[Records about charts and figures]
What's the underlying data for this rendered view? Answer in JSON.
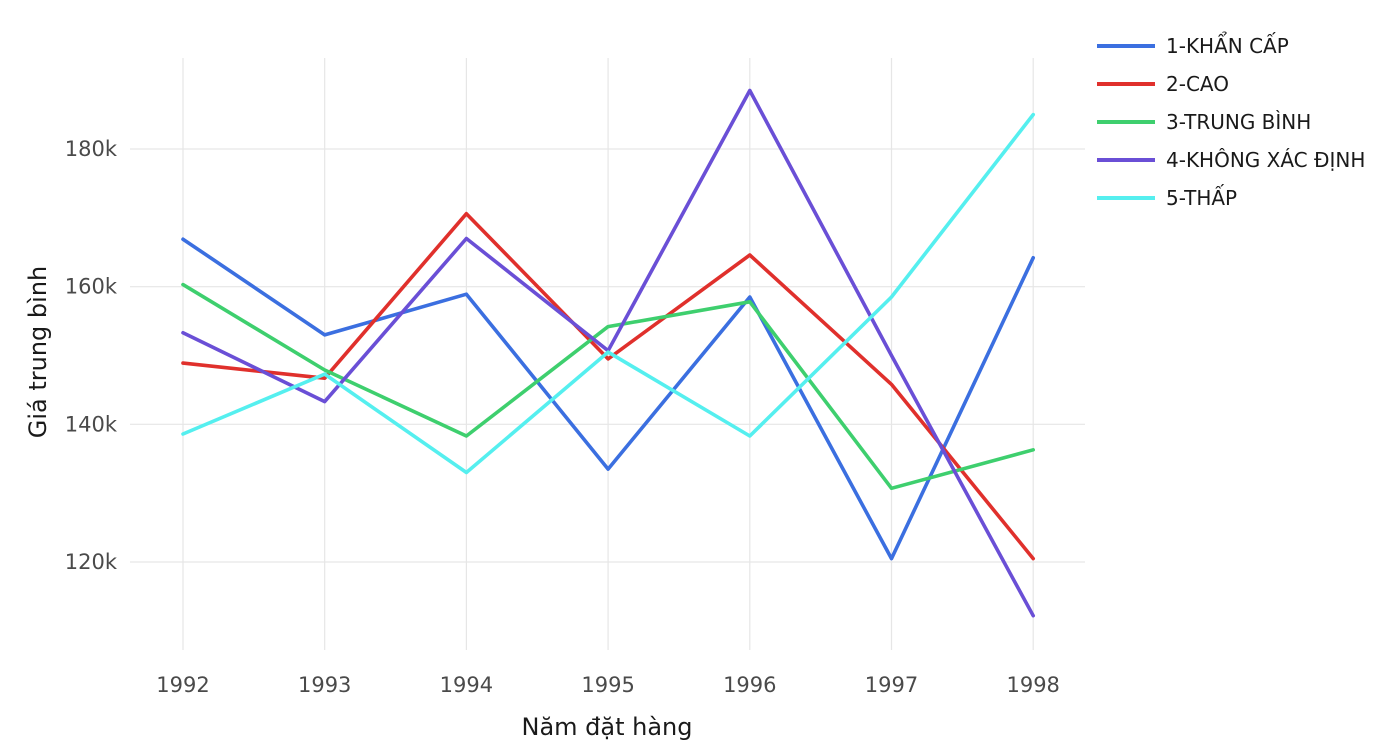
{
  "chart_data": {
    "type": "line",
    "xlabel": "Năm đặt hàng",
    "ylabel": "Giá trung bình",
    "x": [
      "1992",
      "1993",
      "1994",
      "1995",
      "1996",
      "1997",
      "1998"
    ],
    "y_ticks": [
      {
        "value": 120000,
        "label": "120k"
      },
      {
        "value": 140000,
        "label": "140k"
      },
      {
        "value": 160000,
        "label": "160k"
      },
      {
        "value": 180000,
        "label": "180k"
      }
    ],
    "ylim": [
      107000,
      193000
    ],
    "grid": true,
    "legend_position": "right",
    "series": [
      {
        "name": "1-KHẨN CẤP",
        "color": "#3b6fe0",
        "values": [
          166900,
          153000,
          158900,
          133500,
          158500,
          120500,
          164200
        ]
      },
      {
        "name": "2-CAO",
        "color": "#e0302c",
        "values": [
          148900,
          146700,
          170600,
          149500,
          164600,
          145800,
          120500
        ]
      },
      {
        "name": "3-TRUNG BÌNH",
        "color": "#3ecf6e",
        "values": [
          160300,
          147900,
          138300,
          154200,
          157800,
          130700,
          136300
        ]
      },
      {
        "name": "4-KHÔNG XÁC ĐỊNH",
        "color": "#6a4fd6",
        "values": [
          153300,
          143300,
          167000,
          150700,
          188500,
          150000,
          112200
        ]
      },
      {
        "name": "5-THẤP",
        "color": "#55efef",
        "values": [
          138600,
          147300,
          133000,
          150500,
          138300,
          158500,
          185000
        ]
      }
    ]
  }
}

* [INSTRUCTIONS FOR THE TASK] Give only the number of lines above that hold the string "color".

* [RESULT] 5